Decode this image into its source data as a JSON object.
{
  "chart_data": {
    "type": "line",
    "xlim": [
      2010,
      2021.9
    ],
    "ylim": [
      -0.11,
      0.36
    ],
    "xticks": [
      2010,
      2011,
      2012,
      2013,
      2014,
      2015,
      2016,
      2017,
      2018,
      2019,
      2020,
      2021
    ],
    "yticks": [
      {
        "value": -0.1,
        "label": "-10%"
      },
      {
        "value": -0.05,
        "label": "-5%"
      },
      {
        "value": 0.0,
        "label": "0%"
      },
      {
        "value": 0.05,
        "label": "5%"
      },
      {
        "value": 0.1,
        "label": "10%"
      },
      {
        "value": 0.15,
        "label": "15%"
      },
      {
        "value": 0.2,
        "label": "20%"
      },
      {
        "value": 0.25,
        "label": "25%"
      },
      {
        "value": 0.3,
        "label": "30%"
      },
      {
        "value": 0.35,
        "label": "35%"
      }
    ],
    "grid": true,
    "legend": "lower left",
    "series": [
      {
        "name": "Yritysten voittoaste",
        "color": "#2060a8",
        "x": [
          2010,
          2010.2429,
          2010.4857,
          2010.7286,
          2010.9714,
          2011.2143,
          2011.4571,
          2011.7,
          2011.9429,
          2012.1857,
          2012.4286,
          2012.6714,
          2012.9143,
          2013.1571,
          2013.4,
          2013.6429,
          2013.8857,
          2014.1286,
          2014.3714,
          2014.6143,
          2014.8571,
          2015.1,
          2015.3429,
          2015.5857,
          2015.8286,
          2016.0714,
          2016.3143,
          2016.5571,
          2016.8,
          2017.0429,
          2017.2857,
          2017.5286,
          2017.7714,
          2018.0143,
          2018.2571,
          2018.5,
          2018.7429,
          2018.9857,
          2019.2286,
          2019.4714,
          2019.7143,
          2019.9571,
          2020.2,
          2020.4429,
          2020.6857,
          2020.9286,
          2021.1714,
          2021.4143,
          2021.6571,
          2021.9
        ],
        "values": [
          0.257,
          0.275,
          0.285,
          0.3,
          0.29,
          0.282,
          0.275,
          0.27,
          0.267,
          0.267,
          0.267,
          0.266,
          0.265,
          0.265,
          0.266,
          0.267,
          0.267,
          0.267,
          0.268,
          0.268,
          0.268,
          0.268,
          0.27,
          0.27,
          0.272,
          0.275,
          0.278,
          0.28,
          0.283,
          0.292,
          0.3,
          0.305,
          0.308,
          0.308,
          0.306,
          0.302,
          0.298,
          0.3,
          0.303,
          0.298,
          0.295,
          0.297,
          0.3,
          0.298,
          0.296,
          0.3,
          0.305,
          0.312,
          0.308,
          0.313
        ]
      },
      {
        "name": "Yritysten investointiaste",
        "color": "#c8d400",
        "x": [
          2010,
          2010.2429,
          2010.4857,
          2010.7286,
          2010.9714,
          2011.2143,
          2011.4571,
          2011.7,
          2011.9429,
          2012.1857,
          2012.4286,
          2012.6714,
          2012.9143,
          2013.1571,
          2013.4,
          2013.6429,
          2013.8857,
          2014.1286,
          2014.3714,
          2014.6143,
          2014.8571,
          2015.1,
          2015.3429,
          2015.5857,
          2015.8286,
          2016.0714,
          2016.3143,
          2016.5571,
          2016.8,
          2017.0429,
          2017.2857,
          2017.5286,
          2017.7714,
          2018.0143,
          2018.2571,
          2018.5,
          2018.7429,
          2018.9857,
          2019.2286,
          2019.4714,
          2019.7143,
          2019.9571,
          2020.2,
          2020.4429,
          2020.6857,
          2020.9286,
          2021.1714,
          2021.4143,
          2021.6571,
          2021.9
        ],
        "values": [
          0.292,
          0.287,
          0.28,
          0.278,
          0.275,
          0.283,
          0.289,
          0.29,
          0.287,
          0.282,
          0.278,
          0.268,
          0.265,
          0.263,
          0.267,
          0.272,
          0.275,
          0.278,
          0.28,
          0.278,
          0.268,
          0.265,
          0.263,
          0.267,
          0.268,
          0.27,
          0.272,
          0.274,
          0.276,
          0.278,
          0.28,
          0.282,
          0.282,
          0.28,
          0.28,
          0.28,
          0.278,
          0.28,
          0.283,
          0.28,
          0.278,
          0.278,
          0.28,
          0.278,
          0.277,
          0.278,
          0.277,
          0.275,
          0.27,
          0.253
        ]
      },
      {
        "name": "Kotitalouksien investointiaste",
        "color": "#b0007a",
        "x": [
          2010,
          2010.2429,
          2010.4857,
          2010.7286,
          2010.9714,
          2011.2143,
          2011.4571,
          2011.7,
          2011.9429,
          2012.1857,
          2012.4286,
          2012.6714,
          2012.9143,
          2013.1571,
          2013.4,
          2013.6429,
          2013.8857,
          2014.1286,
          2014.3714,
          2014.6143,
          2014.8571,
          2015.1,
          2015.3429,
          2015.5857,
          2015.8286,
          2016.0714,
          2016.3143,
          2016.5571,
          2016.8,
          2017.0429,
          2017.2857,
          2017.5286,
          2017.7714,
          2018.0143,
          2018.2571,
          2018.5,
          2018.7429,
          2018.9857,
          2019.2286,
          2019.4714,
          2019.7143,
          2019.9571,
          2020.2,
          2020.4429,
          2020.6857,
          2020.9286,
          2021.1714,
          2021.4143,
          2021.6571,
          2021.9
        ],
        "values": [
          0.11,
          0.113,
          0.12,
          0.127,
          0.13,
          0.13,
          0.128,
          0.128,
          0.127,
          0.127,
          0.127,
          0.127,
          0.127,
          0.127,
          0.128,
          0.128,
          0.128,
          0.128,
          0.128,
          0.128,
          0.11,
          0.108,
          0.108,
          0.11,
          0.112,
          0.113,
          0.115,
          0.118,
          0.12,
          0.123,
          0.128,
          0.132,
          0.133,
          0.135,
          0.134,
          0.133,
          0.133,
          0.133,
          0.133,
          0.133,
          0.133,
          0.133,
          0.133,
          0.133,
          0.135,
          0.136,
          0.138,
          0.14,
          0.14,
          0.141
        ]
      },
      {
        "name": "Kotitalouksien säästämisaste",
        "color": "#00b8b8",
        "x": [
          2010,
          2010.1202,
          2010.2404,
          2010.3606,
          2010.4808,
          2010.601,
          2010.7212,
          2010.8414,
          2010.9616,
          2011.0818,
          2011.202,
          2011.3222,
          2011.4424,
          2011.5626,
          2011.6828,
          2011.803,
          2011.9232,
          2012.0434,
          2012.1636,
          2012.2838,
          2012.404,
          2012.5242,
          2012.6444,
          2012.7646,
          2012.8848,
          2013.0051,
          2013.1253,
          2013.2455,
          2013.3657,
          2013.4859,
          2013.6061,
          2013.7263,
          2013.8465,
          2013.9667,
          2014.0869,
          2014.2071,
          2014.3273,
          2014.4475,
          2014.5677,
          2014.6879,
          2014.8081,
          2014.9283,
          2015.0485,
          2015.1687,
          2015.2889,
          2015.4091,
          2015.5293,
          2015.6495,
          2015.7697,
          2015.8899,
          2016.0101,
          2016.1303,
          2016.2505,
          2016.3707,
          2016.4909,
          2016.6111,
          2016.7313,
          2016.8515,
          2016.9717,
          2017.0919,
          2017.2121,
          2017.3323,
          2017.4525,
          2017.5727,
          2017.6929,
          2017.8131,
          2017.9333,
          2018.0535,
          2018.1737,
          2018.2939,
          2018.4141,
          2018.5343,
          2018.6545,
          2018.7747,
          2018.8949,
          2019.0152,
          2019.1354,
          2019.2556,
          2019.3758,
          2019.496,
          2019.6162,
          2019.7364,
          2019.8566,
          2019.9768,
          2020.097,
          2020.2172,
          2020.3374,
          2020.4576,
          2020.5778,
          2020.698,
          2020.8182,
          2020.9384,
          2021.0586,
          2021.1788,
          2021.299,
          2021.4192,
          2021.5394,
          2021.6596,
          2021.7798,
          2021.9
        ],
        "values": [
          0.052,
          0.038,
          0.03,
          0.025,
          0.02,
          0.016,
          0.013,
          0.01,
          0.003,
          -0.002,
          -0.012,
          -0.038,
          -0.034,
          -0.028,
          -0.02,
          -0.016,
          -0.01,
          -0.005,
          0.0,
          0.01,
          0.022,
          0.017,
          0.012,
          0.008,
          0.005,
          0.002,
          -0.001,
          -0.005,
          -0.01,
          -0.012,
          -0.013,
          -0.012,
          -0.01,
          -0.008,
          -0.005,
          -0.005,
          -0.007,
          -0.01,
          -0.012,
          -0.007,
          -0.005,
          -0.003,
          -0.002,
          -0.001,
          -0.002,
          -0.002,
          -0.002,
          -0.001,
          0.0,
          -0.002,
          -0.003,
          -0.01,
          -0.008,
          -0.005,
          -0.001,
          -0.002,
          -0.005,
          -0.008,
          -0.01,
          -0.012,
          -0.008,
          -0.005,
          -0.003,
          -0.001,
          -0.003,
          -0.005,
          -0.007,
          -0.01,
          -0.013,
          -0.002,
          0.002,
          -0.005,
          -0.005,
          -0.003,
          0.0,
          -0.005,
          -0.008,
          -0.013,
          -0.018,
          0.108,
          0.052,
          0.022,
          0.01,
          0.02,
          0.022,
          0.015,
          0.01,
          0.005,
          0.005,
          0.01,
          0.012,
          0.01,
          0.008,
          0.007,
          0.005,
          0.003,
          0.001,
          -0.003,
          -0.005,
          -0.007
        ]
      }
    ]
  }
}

TASK PROMPT >> Copy out all lines that carry the word "investointiaste".

OUTPUT >>
        "name": "Yritysten investointiaste",
        "name": "Kotitalouksien investointiaste",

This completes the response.